▸ SHORT EXERCISE
Copy out all of the records below word for word, keeping every line, symbol, and number the same.

***

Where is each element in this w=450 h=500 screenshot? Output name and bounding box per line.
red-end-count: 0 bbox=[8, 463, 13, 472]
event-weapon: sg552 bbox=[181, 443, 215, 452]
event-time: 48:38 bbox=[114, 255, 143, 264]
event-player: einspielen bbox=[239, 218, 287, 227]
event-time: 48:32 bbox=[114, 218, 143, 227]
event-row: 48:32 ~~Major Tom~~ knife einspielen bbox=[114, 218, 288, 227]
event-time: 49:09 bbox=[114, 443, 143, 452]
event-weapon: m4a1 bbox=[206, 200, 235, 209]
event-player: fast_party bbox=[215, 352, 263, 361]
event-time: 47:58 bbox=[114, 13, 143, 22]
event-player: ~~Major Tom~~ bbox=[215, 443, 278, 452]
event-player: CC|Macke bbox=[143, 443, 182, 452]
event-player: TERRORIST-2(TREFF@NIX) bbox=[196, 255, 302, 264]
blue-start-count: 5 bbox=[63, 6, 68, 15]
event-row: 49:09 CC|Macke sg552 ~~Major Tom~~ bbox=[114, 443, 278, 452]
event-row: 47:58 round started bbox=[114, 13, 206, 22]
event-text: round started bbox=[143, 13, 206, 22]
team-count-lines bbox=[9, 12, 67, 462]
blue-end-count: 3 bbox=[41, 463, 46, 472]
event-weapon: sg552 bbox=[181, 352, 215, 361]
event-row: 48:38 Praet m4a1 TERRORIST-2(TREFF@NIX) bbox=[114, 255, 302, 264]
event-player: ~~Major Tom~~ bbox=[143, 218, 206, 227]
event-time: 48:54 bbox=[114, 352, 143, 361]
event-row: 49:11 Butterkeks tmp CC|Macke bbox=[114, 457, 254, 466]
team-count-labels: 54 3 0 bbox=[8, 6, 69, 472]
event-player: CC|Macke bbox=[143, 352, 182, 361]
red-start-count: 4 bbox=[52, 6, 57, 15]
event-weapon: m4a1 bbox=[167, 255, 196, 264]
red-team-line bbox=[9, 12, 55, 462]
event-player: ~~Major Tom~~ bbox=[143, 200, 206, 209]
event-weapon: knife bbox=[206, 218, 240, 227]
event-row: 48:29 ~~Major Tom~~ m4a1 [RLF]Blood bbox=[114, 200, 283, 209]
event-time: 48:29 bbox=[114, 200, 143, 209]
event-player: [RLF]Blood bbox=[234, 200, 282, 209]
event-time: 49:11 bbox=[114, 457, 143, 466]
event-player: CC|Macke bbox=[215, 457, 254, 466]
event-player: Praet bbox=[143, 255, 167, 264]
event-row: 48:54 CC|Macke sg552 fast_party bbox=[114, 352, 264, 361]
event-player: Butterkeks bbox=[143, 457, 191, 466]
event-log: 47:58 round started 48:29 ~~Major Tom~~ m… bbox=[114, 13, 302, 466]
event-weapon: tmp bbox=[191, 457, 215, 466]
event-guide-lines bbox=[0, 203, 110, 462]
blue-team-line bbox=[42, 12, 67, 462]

***

▸ COMPLETE ANSWER
Where is each element in this w=450 h=500 screenshot? Output name and bounding box per line.
red-end-count: 0 bbox=[8, 463, 13, 472]
event-weapon: sg552 bbox=[181, 443, 215, 452]
event-time: 48:38 bbox=[114, 255, 143, 264]
event-player: einspielen bbox=[239, 218, 287, 227]
event-time: 48:32 bbox=[114, 218, 143, 227]
event-row: 48:32 ~~Major Tom~~ knife einspielen bbox=[114, 218, 288, 227]
event-time: 49:09 bbox=[114, 443, 143, 452]
event-weapon: m4a1 bbox=[206, 200, 235, 209]
event-player: fast_party bbox=[215, 352, 263, 361]
event-time: 47:58 bbox=[114, 13, 143, 22]
event-player: ~~Major Tom~~ bbox=[215, 443, 278, 452]
event-player: CC|Macke bbox=[143, 443, 182, 452]
event-player: TERRORIST-2(TREFF@NIX) bbox=[196, 255, 302, 264]
blue-start-count: 5 bbox=[63, 6, 68, 15]
event-row: 49:09 CC|Macke sg552 ~~Major Tom~~ bbox=[114, 443, 278, 452]
event-row: 47:58 round started bbox=[114, 13, 206, 22]
event-text: round started bbox=[143, 13, 206, 22]
team-count-lines bbox=[9, 12, 67, 462]
blue-end-count: 3 bbox=[41, 463, 46, 472]
event-weapon: sg552 bbox=[181, 352, 215, 361]
event-row: 48:38 Praet m4a1 TERRORIST-2(TREFF@NIX) bbox=[114, 255, 302, 264]
event-player: ~~Major Tom~~ bbox=[143, 218, 206, 227]
event-time: 48:54 bbox=[114, 352, 143, 361]
event-row: 49:11 Butterkeks tmp CC|Macke bbox=[114, 457, 254, 466]
team-count-labels: 54 3 0 bbox=[8, 6, 69, 472]
event-player: CC|Macke bbox=[143, 352, 182, 361]
red-start-count: 4 bbox=[52, 6, 57, 15]
event-weapon: m4a1 bbox=[167, 255, 196, 264]
red-team-line bbox=[9, 12, 55, 462]
event-player: ~~Major Tom~~ bbox=[143, 200, 206, 209]
event-weapon: knife bbox=[206, 218, 240, 227]
event-row: 48:29 ~~Major Tom~~ m4a1 [RLF]Blood bbox=[114, 200, 283, 209]
event-time: 48:29 bbox=[114, 200, 143, 209]
event-player: [RLF]Blood bbox=[234, 200, 282, 209]
event-time: 49:11 bbox=[114, 457, 143, 466]
event-player: CC|Macke bbox=[215, 457, 254, 466]
event-player: Praet bbox=[143, 255, 167, 264]
event-row: 48:54 CC|Macke sg552 fast_party bbox=[114, 352, 264, 361]
event-player: Butterkeks bbox=[143, 457, 191, 466]
event-log: 47:58 round started 48:29 ~~Major Tom~~ m… bbox=[114, 13, 302, 466]
event-weapon: tmp bbox=[191, 457, 215, 466]
event-guide-lines bbox=[0, 203, 110, 462]
blue-team-line bbox=[42, 12, 67, 462]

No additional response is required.